_RECORDS SUPPLIED:_
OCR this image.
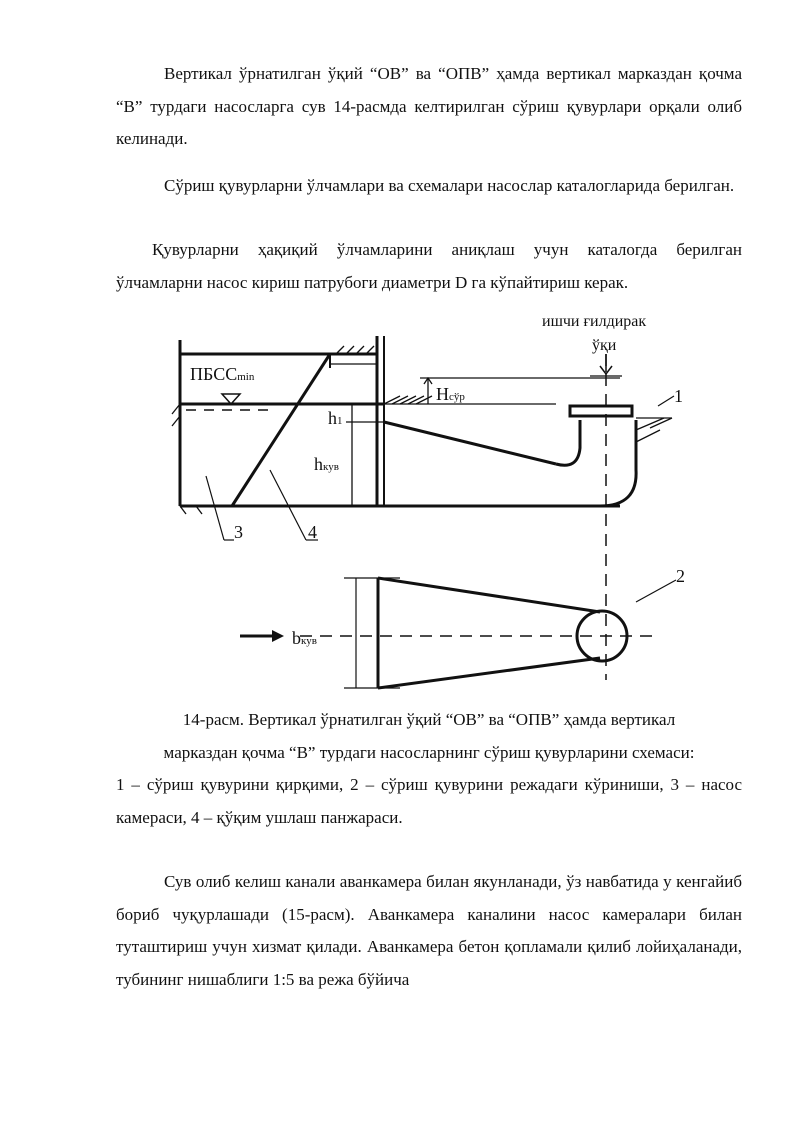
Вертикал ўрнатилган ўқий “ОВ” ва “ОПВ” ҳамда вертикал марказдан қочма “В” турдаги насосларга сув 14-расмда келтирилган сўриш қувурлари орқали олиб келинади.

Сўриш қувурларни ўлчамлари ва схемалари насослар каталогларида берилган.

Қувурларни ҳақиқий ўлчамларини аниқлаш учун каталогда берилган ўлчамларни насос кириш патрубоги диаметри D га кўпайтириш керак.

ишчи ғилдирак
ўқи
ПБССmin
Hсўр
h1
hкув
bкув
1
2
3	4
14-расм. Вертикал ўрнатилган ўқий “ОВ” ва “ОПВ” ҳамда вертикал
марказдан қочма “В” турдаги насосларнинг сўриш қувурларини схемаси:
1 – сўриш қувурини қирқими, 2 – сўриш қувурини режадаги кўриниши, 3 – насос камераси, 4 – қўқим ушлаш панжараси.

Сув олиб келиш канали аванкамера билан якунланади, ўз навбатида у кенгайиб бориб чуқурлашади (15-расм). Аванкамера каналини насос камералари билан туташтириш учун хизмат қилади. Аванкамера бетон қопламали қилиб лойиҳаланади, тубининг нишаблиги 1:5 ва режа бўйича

_GIVEN TASK:_
List each line of the records that holds the string "қочма".

_RESPONSE BELOW:_
Вертикал ўрнатилган ўқий “ОВ” ва “ОПВ” ҳамда вертикал марказдан қочма “В” турдаги насосларга сув 14-расмда келтирилган сўриш қувурлари орқали олиб келинади.
марказдан қочма “В” турдаги насосларнинг сўриш қувурларини схемаси:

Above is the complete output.